**Do this**
Output the material below unchanged, apart from leaving out the pictures.

[Entries from a visual dataset]
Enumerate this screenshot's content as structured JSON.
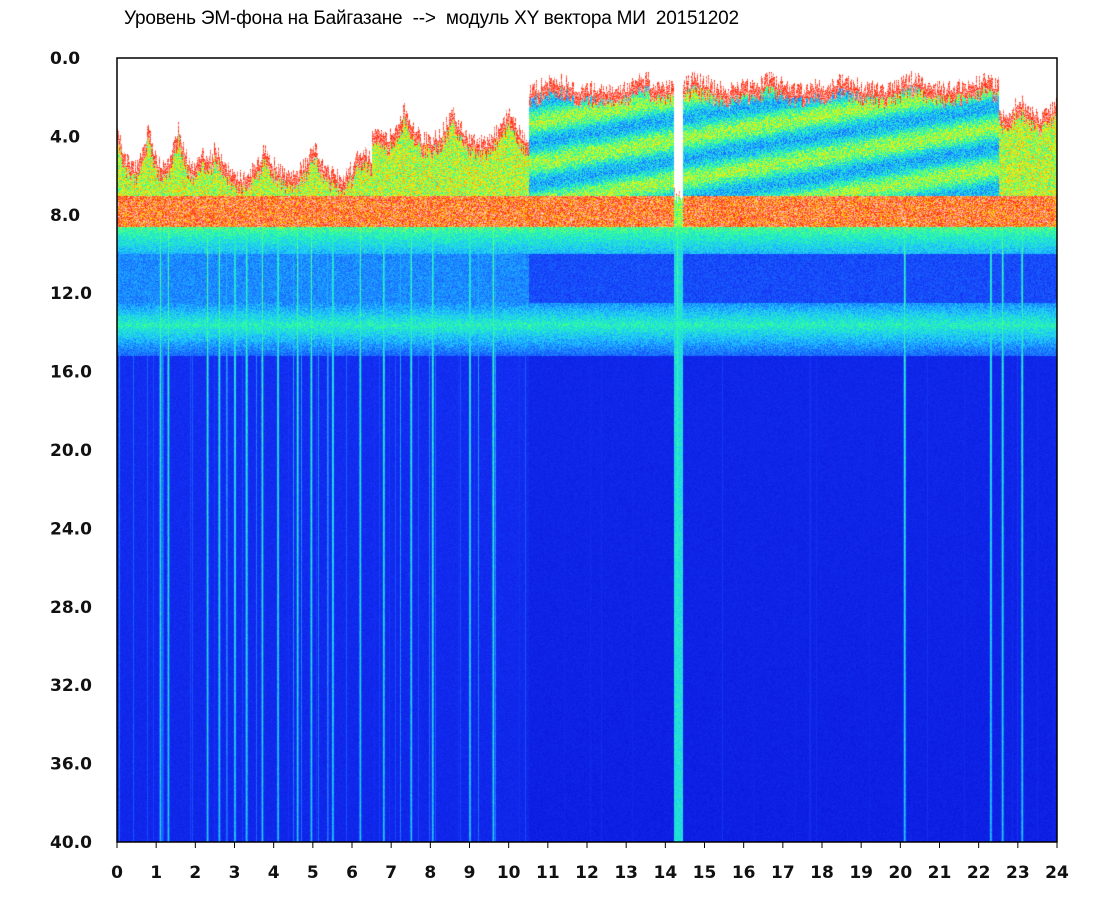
{
  "chart_data": {
    "type": "heatmap",
    "title": "Уровень ЭМ-фона на Байгазане  -->  модуль XY вектора МИ  20151202",
    "xlabel": "",
    "ylabel": "",
    "x_range": [
      0,
      24
    ],
    "y_range": [
      0.0,
      40.0
    ],
    "y_inverted": true,
    "x_ticks": [
      "0",
      "1",
      "2",
      "3",
      "4",
      "5",
      "6",
      "7",
      "8",
      "9",
      "10",
      "11",
      "12",
      "13",
      "14",
      "15",
      "16",
      "17",
      "18",
      "19",
      "20",
      "21",
      "22",
      "23",
      "24"
    ],
    "y_ticks": [
      "0.0",
      "4.0",
      "8.0",
      "12.0",
      "16.0",
      "20.0",
      "24.0",
      "28.0",
      "32.0",
      "36.0",
      "40.0"
    ],
    "colormap": [
      "#0a1ee6",
      "#1e4bff",
      "#1fc8ff",
      "#2bff9a",
      "#d4ff1a",
      "#ff2a14",
      "#ffffff"
    ],
    "colors": {
      "background_level": "#0a1ee6",
      "high_level": "#ff2a14",
      "saturation": "#ffffff"
    },
    "grid": false,
    "legend": "none",
    "features": {
      "red_band_y": [
        6.5,
        8.5
      ],
      "secondary_band_y": [
        12.5,
        15.0
      ],
      "noise_top_day_hours": [
        10.5,
        14.2
      ],
      "noise_top_evening_hours": [
        14.5,
        22.5
      ],
      "gap_x": 14.3
    }
  }
}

**Task result**
Enumerate this screenshot's content as structured JSON.
{
  "chart_data": {
    "type": "heatmap",
    "title": "Уровень ЭМ-фона на Байгазане  -->  модуль XY вектора МИ  20151202",
    "xlabel": "",
    "ylabel": "",
    "x_range": [
      0,
      24
    ],
    "y_range": [
      0.0,
      40.0
    ],
    "y_inverted": true,
    "x_ticks": [
      "0",
      "1",
      "2",
      "3",
      "4",
      "5",
      "6",
      "7",
      "8",
      "9",
      "10",
      "11",
      "12",
      "13",
      "14",
      "15",
      "16",
      "17",
      "18",
      "19",
      "20",
      "21",
      "22",
      "23",
      "24"
    ],
    "y_ticks": [
      "0.0",
      "4.0",
      "8.0",
      "12.0",
      "16.0",
      "20.0",
      "24.0",
      "28.0",
      "32.0",
      "36.0",
      "40.0"
    ],
    "colormap": [
      "#0a1ee6",
      "#1e4bff",
      "#1fc8ff",
      "#2bff9a",
      "#d4ff1a",
      "#ff2a14",
      "#ffffff"
    ],
    "colors": {
      "background_level": "#0a1ee6",
      "high_level": "#ff2a14",
      "saturation": "#ffffff"
    },
    "grid": false,
    "legend": "none",
    "features": {
      "red_band_y": [
        6.5,
        8.5
      ],
      "secondary_band_y": [
        12.5,
        15.0
      ],
      "noise_top_day_hours": [
        10.5,
        14.2
      ],
      "noise_top_evening_hours": [
        14.5,
        22.5
      ],
      "gap_x": 14.3
    }
  }
}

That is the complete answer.